[Collected data]
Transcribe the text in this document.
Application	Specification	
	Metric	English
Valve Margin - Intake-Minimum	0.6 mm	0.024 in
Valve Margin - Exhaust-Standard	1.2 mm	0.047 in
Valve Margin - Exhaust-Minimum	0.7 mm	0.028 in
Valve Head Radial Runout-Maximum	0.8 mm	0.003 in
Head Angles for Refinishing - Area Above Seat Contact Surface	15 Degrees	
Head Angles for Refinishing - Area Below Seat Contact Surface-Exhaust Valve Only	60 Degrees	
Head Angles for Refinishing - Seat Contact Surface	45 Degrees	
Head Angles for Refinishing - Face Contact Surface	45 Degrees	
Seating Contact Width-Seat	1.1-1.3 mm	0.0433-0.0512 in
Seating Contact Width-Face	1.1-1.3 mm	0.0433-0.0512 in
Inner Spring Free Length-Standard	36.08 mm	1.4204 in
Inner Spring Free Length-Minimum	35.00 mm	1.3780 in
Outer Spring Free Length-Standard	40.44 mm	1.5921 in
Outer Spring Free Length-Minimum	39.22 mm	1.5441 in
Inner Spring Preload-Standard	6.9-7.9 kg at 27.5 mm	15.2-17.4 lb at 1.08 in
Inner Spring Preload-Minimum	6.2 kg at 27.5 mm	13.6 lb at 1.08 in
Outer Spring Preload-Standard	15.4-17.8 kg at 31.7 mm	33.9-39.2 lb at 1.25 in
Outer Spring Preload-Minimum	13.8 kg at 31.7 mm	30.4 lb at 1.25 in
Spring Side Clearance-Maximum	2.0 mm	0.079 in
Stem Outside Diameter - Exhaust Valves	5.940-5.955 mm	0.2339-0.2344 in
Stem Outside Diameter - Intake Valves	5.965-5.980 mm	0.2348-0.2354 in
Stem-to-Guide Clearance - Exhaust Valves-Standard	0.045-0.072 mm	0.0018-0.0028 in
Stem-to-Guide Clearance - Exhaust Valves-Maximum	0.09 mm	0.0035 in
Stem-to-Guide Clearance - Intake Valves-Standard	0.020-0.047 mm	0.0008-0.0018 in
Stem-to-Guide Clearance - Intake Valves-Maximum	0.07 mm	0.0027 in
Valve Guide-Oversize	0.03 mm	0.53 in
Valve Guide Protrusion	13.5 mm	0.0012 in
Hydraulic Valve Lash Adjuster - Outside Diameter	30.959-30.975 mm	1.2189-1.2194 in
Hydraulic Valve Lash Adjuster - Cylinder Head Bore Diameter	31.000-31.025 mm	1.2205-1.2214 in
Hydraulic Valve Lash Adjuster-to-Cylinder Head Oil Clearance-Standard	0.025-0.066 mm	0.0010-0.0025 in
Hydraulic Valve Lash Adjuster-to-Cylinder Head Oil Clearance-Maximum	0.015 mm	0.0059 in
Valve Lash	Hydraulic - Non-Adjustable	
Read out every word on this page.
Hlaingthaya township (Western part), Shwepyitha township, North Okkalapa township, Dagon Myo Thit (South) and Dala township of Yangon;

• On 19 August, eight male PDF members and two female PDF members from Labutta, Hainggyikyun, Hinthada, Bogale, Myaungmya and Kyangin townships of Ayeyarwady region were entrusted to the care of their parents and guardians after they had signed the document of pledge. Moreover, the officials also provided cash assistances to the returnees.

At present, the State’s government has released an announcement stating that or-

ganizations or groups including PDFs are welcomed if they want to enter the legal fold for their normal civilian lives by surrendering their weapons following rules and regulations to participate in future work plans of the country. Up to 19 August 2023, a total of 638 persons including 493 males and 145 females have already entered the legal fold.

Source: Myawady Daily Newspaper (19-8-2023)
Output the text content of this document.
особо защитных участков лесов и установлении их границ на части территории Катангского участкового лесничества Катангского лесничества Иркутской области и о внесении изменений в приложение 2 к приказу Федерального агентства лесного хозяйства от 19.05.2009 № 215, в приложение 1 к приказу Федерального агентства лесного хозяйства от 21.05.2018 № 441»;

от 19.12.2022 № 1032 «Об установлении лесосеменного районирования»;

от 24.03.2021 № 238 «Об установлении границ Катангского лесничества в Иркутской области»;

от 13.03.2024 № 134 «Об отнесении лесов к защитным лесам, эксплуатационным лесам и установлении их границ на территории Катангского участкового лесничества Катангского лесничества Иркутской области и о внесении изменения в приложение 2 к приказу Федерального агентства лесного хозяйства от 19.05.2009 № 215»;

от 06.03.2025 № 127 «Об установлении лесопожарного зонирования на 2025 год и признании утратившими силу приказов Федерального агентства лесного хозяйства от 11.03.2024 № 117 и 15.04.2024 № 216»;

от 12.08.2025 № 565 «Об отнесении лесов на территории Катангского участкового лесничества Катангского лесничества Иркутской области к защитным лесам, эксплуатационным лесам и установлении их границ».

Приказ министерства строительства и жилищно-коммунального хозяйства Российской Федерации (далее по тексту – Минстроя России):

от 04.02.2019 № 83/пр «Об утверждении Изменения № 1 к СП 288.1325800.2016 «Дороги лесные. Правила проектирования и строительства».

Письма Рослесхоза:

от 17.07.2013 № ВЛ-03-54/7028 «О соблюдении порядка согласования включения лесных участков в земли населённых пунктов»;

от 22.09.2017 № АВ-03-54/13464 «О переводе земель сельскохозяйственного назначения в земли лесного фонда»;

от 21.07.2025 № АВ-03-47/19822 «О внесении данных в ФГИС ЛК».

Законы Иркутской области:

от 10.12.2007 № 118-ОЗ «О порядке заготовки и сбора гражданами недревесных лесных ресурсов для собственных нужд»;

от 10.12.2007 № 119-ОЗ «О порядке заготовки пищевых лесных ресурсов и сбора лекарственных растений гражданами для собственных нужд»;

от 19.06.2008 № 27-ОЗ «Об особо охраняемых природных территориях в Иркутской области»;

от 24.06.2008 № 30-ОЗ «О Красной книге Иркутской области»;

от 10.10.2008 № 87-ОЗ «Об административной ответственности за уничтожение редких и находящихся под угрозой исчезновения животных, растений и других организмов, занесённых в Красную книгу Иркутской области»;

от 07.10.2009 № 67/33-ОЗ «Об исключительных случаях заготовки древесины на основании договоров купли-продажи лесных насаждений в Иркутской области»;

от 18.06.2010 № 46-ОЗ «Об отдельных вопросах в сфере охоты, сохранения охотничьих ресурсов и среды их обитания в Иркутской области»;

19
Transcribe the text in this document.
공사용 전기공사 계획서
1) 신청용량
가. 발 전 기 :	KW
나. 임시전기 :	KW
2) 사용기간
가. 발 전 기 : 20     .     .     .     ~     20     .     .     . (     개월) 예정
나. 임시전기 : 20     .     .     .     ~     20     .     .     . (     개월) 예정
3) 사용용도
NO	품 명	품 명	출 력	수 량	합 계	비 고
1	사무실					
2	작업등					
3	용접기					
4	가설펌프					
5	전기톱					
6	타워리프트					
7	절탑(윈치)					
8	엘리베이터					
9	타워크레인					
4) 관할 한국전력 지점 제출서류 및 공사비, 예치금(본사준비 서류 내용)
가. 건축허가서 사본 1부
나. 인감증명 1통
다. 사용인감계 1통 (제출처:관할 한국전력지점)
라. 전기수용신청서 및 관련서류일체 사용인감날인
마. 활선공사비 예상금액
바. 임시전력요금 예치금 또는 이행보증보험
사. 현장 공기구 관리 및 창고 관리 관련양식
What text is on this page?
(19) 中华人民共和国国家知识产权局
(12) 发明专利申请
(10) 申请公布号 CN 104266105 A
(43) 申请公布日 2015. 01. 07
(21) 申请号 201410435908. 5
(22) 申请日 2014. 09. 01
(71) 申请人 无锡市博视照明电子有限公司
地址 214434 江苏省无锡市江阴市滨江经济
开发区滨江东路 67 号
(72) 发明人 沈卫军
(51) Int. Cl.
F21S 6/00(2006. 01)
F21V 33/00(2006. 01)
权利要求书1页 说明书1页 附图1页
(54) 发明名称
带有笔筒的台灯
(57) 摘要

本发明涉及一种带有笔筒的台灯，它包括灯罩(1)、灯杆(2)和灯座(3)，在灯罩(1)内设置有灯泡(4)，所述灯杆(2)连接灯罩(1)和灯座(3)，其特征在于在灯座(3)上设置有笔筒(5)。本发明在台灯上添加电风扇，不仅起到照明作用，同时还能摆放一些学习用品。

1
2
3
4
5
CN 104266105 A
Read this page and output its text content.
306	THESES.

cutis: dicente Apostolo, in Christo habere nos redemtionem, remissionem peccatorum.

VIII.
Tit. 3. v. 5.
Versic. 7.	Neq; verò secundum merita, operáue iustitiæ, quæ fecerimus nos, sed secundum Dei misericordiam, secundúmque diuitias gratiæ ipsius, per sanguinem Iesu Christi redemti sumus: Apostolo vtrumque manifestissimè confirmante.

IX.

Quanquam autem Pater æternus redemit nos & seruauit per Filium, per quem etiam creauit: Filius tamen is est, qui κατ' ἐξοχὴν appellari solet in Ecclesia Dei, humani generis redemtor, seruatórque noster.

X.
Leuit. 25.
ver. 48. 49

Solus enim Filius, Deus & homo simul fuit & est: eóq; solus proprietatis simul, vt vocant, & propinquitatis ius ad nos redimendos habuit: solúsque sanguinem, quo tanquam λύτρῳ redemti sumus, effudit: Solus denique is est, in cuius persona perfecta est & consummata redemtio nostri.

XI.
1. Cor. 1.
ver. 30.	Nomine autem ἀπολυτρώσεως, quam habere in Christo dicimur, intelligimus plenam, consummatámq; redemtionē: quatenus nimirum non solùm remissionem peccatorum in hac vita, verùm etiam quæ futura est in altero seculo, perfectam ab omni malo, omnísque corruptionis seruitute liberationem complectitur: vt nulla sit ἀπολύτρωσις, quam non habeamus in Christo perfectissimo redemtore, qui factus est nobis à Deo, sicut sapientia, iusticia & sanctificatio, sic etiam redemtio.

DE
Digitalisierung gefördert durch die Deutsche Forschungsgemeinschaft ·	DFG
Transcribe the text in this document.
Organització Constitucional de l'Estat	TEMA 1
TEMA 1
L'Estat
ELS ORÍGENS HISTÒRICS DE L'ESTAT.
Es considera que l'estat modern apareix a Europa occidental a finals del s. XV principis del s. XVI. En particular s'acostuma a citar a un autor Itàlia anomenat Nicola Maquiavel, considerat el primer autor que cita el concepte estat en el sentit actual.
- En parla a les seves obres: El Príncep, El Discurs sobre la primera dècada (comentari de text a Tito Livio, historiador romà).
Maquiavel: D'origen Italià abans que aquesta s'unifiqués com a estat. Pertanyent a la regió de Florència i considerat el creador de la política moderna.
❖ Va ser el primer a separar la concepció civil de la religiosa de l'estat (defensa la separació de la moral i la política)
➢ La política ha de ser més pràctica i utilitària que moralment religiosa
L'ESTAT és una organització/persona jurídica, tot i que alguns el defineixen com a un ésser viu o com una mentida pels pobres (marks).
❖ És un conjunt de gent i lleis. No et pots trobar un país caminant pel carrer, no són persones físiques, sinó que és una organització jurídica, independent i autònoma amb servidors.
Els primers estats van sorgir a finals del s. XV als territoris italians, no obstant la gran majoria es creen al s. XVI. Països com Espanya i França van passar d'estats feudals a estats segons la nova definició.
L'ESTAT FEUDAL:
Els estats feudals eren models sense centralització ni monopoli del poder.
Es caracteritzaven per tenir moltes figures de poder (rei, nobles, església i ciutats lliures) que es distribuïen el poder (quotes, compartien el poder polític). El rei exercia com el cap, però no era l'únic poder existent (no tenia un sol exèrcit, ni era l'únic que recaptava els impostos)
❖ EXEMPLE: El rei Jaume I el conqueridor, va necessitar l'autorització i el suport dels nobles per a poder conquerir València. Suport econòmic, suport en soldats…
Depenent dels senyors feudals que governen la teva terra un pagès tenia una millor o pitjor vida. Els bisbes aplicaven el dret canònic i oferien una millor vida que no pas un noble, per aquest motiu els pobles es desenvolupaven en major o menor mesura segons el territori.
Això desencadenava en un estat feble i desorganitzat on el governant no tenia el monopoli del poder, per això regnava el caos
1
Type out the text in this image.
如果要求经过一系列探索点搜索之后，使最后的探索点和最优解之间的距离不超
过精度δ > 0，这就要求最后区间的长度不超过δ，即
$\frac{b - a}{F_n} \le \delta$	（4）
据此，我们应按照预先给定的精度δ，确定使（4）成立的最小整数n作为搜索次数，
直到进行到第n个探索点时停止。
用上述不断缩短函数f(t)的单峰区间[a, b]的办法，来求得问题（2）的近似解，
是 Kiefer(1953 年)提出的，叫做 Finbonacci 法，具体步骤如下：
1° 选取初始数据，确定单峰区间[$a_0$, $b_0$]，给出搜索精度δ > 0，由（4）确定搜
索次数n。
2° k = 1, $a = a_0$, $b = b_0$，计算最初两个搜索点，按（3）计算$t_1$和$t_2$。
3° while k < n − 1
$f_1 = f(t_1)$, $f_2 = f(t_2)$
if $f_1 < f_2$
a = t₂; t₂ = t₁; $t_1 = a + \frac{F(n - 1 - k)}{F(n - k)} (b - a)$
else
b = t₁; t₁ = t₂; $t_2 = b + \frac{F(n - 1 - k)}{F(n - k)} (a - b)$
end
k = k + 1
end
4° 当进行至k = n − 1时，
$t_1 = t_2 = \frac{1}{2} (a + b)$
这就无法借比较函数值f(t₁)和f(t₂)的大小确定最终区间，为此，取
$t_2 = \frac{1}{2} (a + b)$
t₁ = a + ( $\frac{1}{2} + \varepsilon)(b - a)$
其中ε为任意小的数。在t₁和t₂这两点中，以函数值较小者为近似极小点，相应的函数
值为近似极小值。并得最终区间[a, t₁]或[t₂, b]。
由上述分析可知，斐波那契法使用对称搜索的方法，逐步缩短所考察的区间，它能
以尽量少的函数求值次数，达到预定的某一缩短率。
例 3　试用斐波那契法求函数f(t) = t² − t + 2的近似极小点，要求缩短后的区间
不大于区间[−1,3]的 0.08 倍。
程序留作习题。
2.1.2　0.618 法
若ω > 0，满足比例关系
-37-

## Direction
Extract all lines containing the word "this".

## Task response
Transcribe the text in this document.
Read out every word on this page.
Output the text content of this document.
Transcribe the text in this document.
What text is on this page?
Read this page and output its text content.
Transcribe the text in this document.
Type out the text in this image.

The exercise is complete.